== SOURCE EXCERPT

|Sikkim is a land of perfect getaways, but its tourism potential remains undeveloped.|
"Connectivity to Sikkim is extremely poor and the roads take a severe beating during each monsoon."
Ravi Pradhan: Incredible Sikkim, forgettable infrastructure.
He has no compunctions about saying he quit government service after a short stint because he found it “a little stifling”. And, that too, when his father retired as the Chief Secretary of the Sikkim government after a long spell of government service.
“Actually he was in government service even during the King’s time, and after the merger of Sikkim with India in 1975, when he was the revenue secretary, was inducted into the IAS as a senior officer,” explains Ravi Pradhan, who runs a cosy little heritage hotel called Rhenock House in the Sikkim capital Gangtok.
He serves his guests with such professionalism and personal attention to details — whether it is to do with the crockery in the kitchen or the curtains in the rooms — that one would not imagine he has had such a chequered career.
Pradhan was born in Sikkim, did his schooling in Darjeeling, graduated in B.Com Honours from a Delhi college, and completed his MBA from a Kochi institution in 1983. He joined the ITC in Kolkata where he worked for eight months before returning to Sikkim and joining government service, where he didn’t last for long.

====
== STORED DATA

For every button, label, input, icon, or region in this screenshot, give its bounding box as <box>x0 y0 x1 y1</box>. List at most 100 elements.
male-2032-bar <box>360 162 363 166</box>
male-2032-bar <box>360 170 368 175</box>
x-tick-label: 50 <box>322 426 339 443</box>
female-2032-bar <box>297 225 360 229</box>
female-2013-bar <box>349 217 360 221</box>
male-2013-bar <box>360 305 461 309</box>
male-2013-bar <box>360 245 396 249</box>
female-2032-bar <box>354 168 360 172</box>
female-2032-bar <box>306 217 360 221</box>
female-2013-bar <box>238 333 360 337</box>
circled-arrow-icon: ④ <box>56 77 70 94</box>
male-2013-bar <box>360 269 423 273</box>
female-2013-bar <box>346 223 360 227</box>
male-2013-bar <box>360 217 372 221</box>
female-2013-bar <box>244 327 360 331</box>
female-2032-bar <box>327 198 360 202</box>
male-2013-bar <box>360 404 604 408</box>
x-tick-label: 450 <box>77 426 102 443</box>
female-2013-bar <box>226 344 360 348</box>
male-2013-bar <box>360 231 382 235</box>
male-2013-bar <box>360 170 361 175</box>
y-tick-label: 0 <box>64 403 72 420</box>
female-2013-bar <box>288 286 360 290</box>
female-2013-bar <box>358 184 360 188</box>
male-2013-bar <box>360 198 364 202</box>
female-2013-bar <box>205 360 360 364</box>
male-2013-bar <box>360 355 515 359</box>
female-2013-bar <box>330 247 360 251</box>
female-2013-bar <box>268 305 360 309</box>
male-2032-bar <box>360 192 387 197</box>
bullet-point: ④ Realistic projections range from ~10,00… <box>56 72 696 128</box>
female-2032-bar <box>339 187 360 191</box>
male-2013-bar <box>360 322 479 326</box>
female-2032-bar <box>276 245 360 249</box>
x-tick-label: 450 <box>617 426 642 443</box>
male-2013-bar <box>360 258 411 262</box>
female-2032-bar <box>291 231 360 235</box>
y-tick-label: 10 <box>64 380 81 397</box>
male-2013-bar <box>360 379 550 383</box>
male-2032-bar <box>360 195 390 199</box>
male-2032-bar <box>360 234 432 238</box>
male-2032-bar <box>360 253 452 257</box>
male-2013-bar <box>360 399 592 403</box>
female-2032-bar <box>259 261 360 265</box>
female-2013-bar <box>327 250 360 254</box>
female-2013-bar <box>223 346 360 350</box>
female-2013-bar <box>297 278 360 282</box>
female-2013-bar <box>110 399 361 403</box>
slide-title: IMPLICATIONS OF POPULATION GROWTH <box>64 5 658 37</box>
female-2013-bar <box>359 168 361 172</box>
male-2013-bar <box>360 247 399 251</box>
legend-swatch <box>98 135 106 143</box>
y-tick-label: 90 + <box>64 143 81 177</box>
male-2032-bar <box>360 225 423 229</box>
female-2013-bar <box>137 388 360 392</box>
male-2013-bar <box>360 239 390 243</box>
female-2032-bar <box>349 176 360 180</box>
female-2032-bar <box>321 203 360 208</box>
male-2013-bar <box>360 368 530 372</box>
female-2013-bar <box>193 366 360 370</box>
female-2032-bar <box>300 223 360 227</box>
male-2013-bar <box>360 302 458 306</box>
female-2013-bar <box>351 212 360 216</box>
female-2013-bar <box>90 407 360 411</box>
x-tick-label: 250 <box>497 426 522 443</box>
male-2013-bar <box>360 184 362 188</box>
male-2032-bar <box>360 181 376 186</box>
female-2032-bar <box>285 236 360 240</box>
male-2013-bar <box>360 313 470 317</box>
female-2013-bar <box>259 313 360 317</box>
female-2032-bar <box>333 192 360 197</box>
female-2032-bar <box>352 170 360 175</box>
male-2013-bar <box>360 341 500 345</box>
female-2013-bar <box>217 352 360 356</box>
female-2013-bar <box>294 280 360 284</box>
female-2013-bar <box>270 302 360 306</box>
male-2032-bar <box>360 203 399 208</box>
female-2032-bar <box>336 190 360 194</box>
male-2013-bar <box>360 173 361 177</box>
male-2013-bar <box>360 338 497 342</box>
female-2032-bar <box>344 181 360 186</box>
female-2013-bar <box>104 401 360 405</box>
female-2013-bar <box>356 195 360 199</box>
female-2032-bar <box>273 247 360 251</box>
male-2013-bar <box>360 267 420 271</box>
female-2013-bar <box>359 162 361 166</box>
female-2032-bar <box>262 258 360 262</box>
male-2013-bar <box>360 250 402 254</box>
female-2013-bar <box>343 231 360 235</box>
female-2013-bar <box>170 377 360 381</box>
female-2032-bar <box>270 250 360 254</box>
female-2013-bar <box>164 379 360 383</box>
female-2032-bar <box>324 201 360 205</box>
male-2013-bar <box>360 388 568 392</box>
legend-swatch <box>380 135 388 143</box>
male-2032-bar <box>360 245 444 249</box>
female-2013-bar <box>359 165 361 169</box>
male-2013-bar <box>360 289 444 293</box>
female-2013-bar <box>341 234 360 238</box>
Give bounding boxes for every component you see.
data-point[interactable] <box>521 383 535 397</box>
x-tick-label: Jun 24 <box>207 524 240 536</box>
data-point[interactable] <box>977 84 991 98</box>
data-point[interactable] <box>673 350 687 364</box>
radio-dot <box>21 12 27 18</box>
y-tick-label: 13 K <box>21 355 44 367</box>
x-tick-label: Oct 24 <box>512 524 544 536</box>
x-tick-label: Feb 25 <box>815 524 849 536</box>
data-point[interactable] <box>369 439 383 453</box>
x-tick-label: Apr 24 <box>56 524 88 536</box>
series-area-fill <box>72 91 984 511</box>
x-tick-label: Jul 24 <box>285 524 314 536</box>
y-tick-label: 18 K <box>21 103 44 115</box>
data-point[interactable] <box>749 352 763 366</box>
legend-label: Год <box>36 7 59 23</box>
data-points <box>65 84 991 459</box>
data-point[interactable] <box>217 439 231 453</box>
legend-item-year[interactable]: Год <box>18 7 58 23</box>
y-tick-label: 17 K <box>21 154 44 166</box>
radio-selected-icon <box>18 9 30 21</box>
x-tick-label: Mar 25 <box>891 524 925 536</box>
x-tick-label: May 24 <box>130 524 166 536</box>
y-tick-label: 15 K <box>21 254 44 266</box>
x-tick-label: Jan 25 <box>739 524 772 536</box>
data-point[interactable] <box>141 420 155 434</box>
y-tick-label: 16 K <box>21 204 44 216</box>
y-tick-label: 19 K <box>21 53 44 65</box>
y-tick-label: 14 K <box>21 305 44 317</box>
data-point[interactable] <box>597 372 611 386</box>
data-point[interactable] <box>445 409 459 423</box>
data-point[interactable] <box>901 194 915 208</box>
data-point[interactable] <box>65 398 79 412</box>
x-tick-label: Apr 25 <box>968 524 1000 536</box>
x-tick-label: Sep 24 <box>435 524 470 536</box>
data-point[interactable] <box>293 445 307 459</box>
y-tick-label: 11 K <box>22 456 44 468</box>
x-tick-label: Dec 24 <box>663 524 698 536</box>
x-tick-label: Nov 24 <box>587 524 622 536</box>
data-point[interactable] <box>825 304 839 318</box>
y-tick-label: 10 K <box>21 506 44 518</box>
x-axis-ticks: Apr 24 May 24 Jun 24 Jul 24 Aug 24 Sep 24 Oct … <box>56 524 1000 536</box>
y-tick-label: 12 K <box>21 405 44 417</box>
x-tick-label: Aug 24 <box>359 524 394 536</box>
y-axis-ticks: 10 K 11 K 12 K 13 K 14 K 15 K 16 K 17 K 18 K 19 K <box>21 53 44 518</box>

====

▸ WRITTEN PROBLEM A: Please translate this sentence from the profile of Ravi Pradhan into French: "Connectivity to Sikkim is extremely poor and the roads take a severe beating during each monsoon."
▸ WRITTEN PROBLEM B: In the profile of Ravi Pradhan, what is the name of the heritage hotel he runs in Gangtok?
▸ WRITTEN PROBLEM C: Write the next few sentences of the profile of Ravi Pradhan, picking up after its final sentence.
The records have no role in any of this work.

▸ RESULT A: La desserte du Sikkim est extrêmement médiocre et les routes subissent de graves dégâts à chaque mousson.

▸ RESULT B: Rhenock House.

▸ RESULT C:
Even though not from a business background the young man decided to get into manufacturing as “there was a big euphoria in the mid-1980s about big industrial houses coming into Sikkim. Actually, the history of industry in Sikkim is quite sad.”
Pradhan explains how after “the merger with India many of the laws in Sikkim were different from the mainland; earlier the provisions of the Industrial Development and Regulation Act did not apply here.” To take advantage of excise exemptions many industries set up shop in Sikkim in tyres, cigarettes, cosmetics, etc. But it was only a matter of time before the laws for the rest of India became applicable here and the industrial activity waned.
But in the meantime he had got tempted by the flurry of industrial activity and in 1986 set up an industrial unit for manufacturing aluminium caps for bottles. “It had several teething problems, but it somehow limped along for three to four years before coming to a grinding halt.” But the loan of Rs 24 lakh that he had taken to set up this industry continued to be “a big albatross around my neck for the next 6-7 years.”
He then got into a series of small businesses to make enough to pay back his loan. One of these was taking a franchise from the dry-cleaning company Bandbox. He didn’t do “too badly”, but had to often suffer the embarrassment of “going to a party where somebody or the other comes up and says: ‘I had sent my coat for dry cleaning and your people messed it up’” or complaints to that effect.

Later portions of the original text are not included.